▶ What to do: Go through the entries below and pick out every line with "仕事復帰のタイミングについて".

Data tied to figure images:
━━━━━━━━━━━━━━━━

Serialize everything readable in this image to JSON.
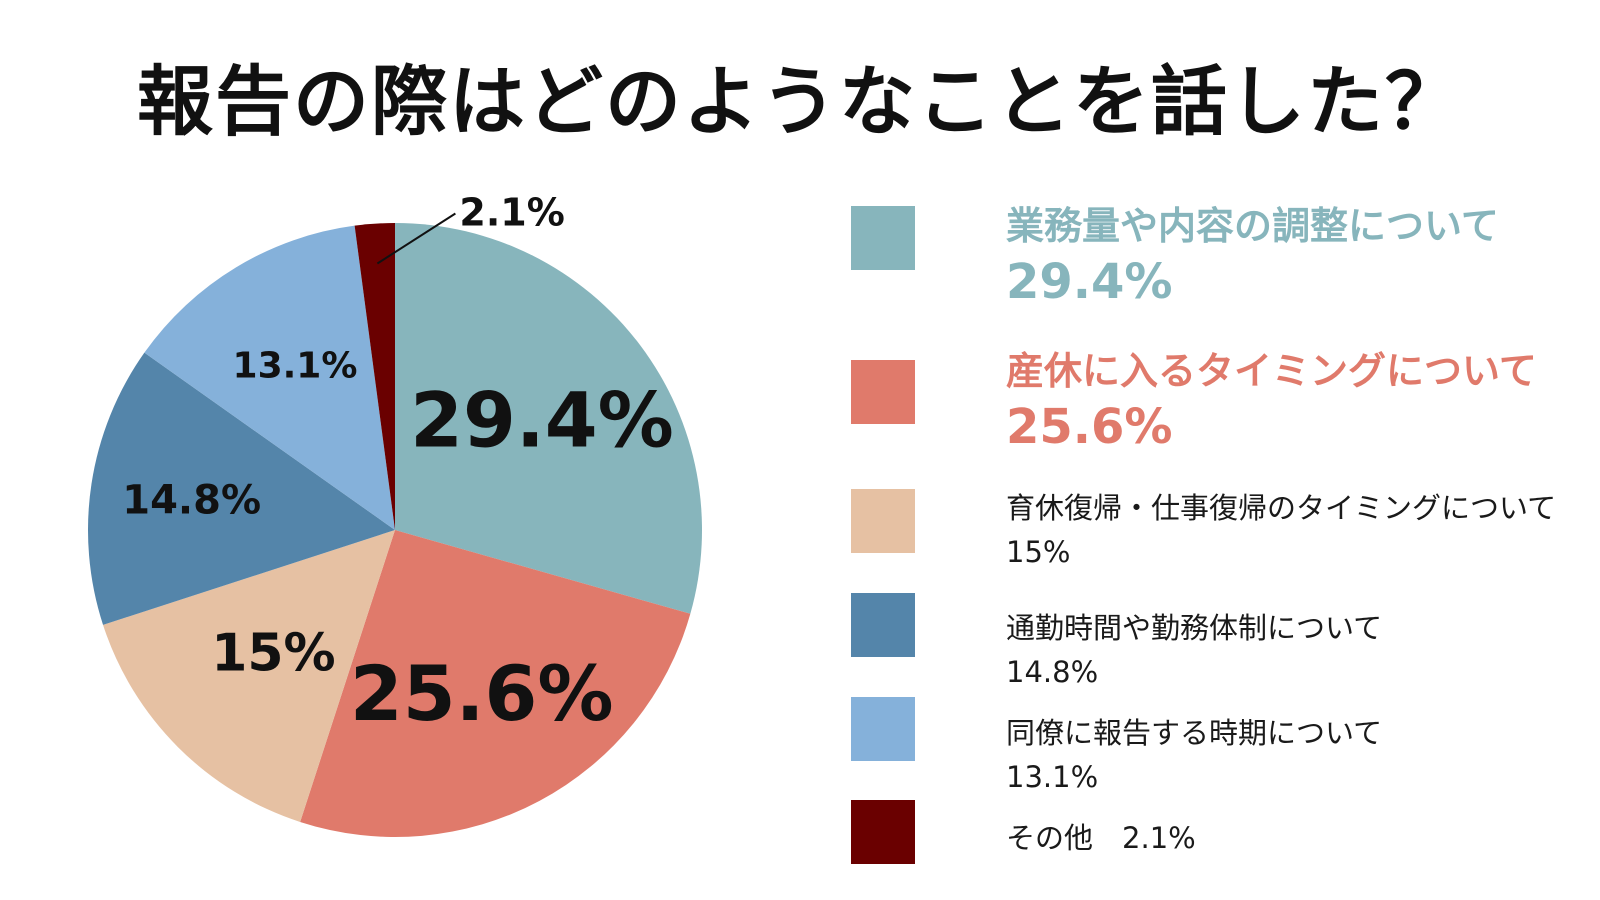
{
  "chart_data": {
    "type": "pie",
    "title": "報告の際はどのようなことを話した？",
    "categories": [
      "業務量や内容の調整について",
      "産休に入るタイミングについて",
      "育休復帰・仕事復帰のタイミングについて",
      "通勤時間や勤務体制について",
      "同僚に報告する時期について",
      "その他"
    ],
    "values": [
      29.4,
      25.6,
      15,
      14.8,
      13.1,
      2.1
    ],
    "value_labels": [
      "29.4%",
      "25.6%",
      "15%",
      "14.8%",
      "13.1%",
      "2.1%"
    ],
    "colors": [
      "#87b5bc",
      "#e07a6b",
      "#e6c1a3",
      "#5485aa",
      "#85b1da",
      "#6a0000"
    ],
    "legend_position": "right",
    "start_angle": "12 o'clock, clockwise"
  },
  "legend": {
    "items": [
      {
        "label": "業務量や内容の調整について",
        "value": "29.4%",
        "style": "big"
      },
      {
        "label": "産休に入るタイミングについて",
        "value": "25.6%",
        "style": "big"
      },
      {
        "label": "育休復帰・仕事復帰のタイミングについて",
        "value": "15%",
        "style": "small"
      },
      {
        "label": "通勤時間や勤務体制について",
        "value": "14.8%",
        "style": "small"
      },
      {
        "label": "同僚に報告する時期について",
        "value": "13.1%",
        "style": "small"
      },
      {
        "label": "その他",
        "value": "2.1%",
        "style": "inline"
      }
    ]
  }
}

━━━━━━━━━━━━━━━━

▶ Exercise answer:
      "育休復帰・仕事復帰のタイミングについて",
        "label": "育休復帰・仕事復帰のタイミングについて",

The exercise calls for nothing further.